(Lines of data)
§

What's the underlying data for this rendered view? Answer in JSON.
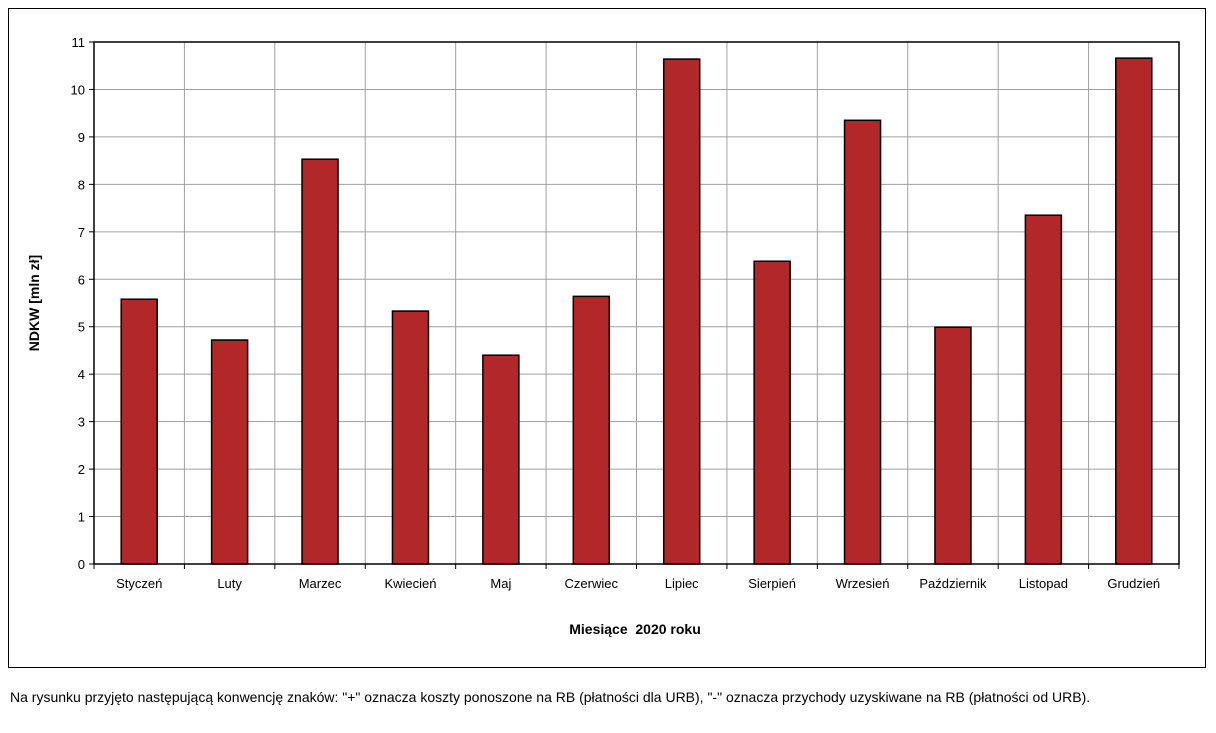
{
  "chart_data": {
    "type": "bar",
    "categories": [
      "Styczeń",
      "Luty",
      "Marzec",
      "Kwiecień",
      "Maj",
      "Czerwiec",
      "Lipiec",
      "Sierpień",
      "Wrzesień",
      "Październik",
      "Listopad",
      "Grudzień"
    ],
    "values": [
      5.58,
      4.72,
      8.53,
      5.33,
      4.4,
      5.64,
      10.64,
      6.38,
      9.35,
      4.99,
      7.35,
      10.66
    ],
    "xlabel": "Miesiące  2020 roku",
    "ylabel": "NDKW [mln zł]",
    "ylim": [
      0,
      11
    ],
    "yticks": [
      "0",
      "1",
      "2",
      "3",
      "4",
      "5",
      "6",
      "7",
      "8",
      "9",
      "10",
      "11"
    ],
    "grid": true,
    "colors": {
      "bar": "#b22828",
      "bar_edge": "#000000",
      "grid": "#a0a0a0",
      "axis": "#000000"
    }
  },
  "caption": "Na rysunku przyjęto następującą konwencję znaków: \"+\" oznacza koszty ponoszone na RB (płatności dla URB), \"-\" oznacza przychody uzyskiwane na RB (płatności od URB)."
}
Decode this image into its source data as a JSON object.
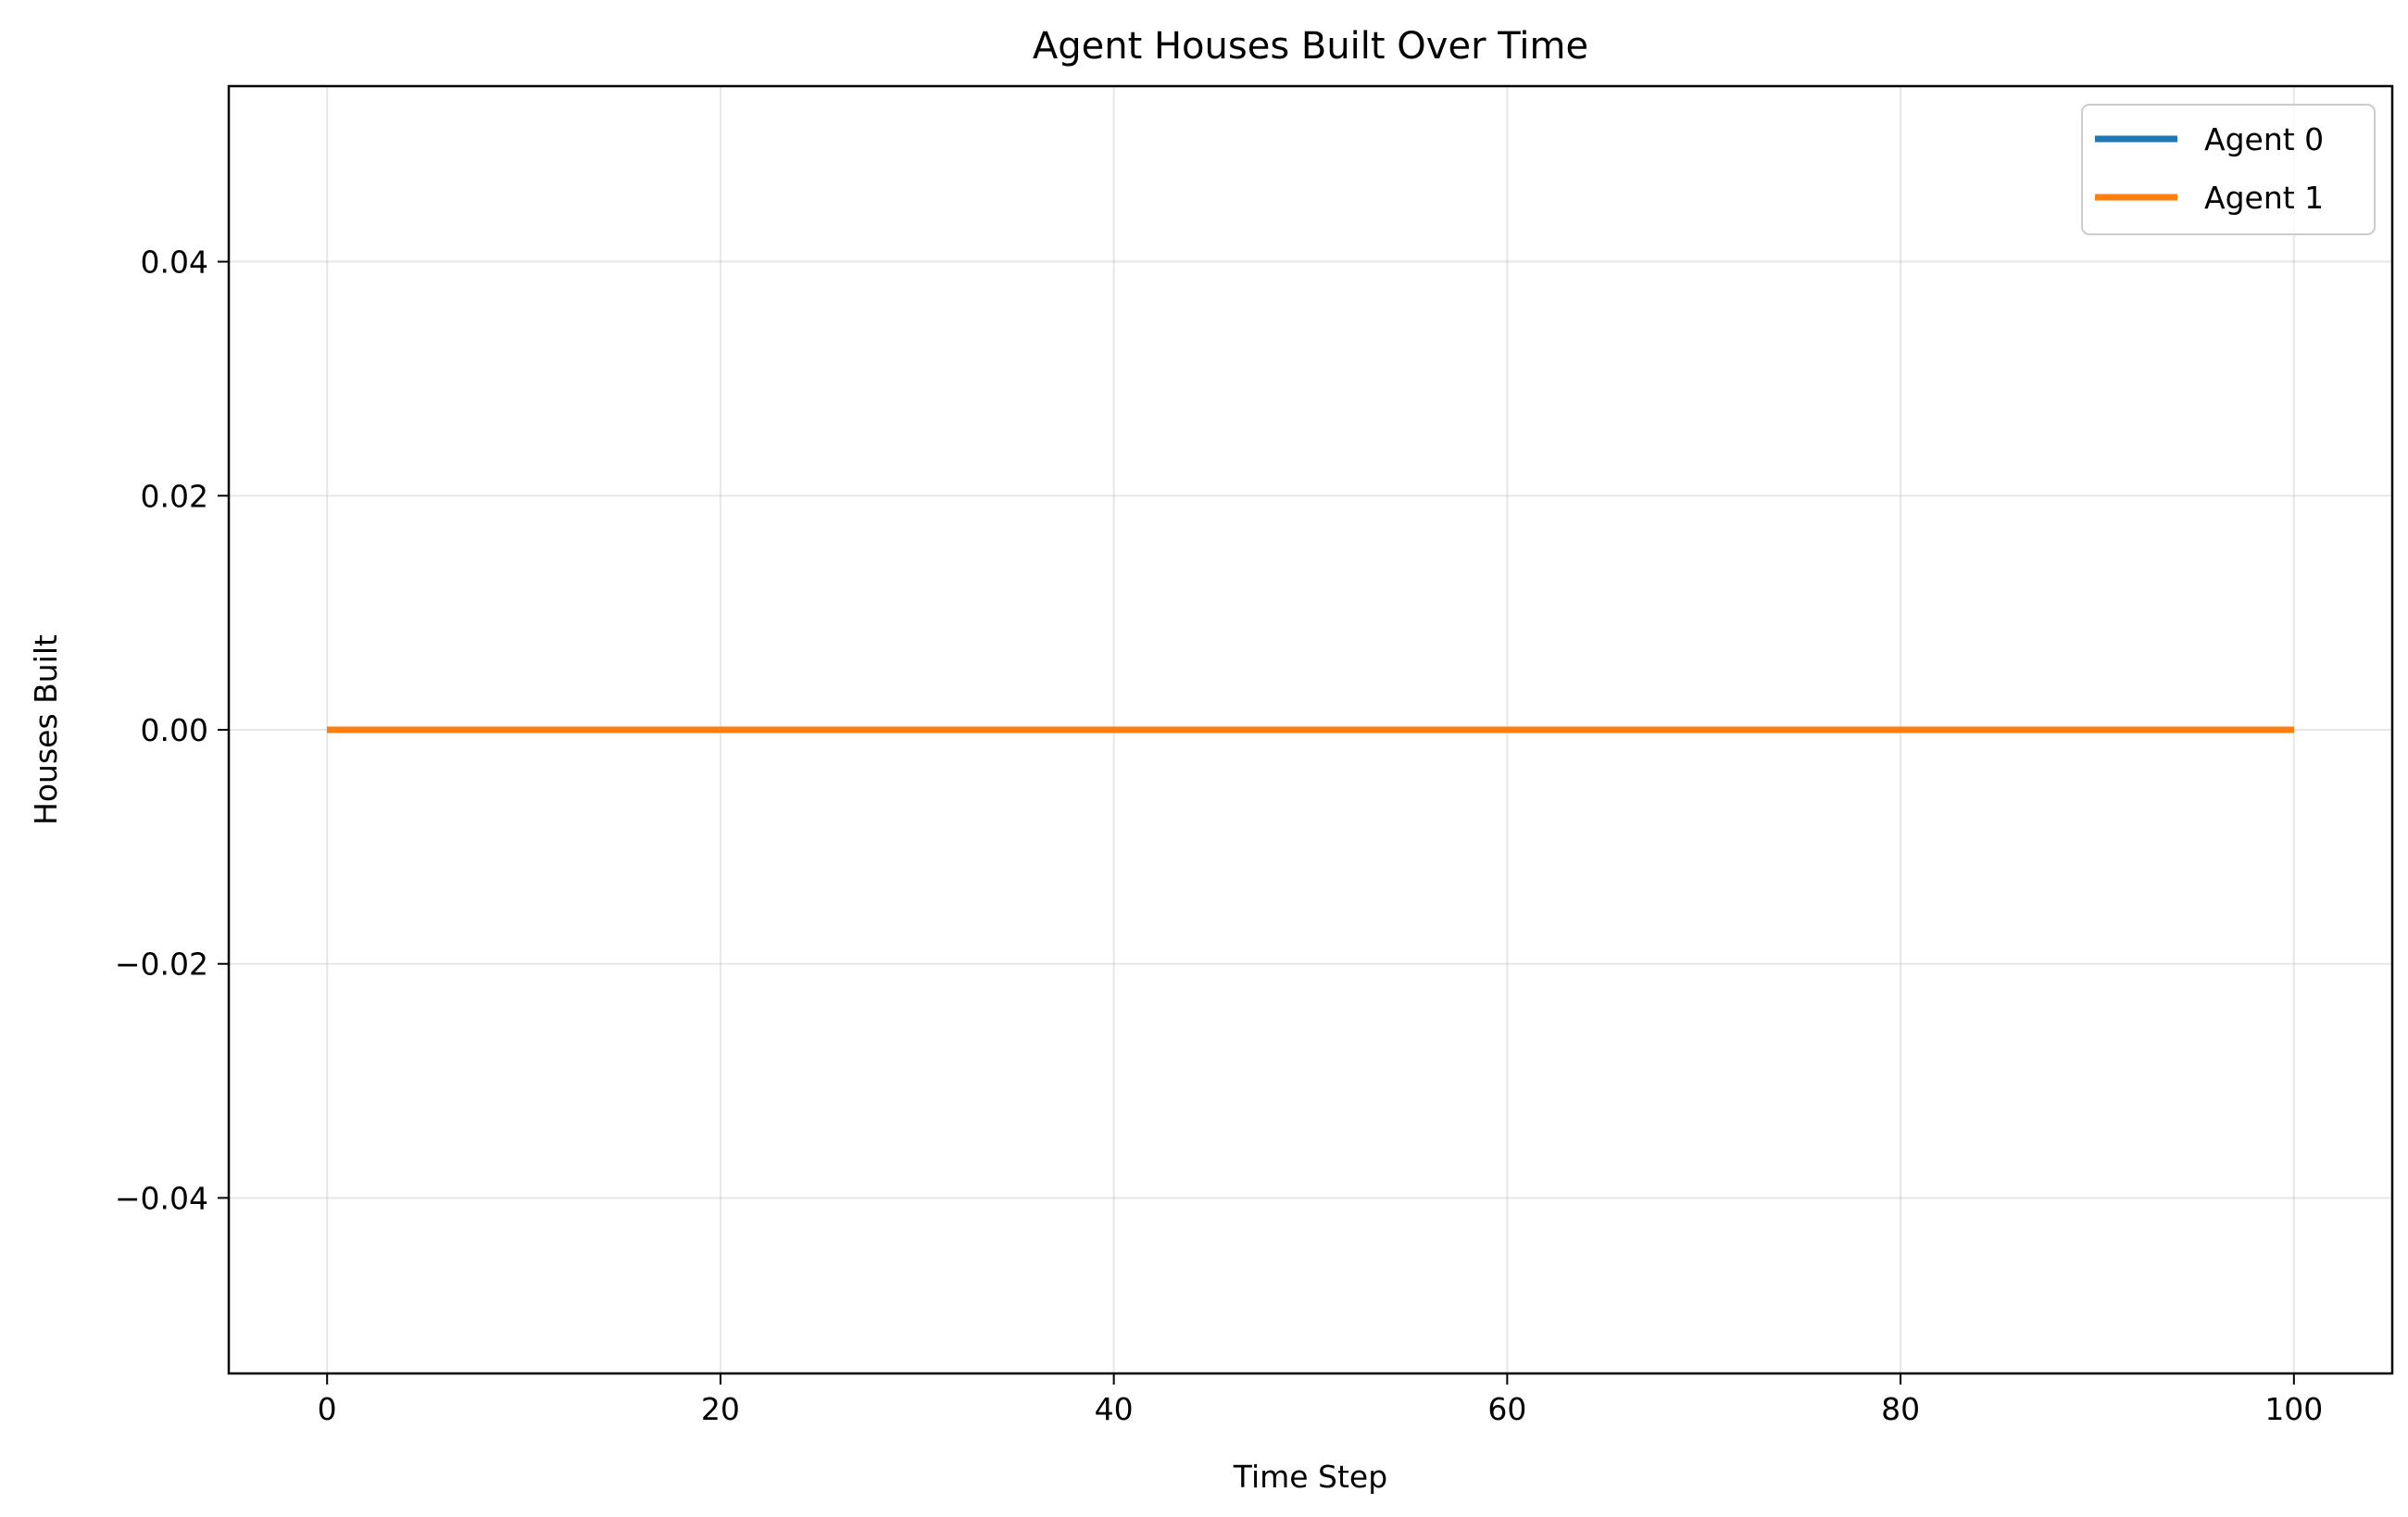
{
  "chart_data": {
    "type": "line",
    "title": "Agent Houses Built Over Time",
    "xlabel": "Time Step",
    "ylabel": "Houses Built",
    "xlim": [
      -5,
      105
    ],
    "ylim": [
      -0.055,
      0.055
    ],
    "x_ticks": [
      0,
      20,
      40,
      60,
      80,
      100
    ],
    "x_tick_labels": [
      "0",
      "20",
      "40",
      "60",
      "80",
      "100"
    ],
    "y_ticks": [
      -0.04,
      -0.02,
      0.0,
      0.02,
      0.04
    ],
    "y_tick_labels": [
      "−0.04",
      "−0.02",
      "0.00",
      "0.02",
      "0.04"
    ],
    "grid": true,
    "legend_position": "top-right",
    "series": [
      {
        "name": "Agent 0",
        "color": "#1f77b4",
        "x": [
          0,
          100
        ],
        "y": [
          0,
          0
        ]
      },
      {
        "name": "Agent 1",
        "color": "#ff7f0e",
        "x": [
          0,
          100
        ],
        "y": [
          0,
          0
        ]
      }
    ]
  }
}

§

## WHAT IS REQUIRED
Check each line of the material above for "xlabel" and say how many lines contain it, giving the number alone.

## RESPONSE TO THE EXERCISE
2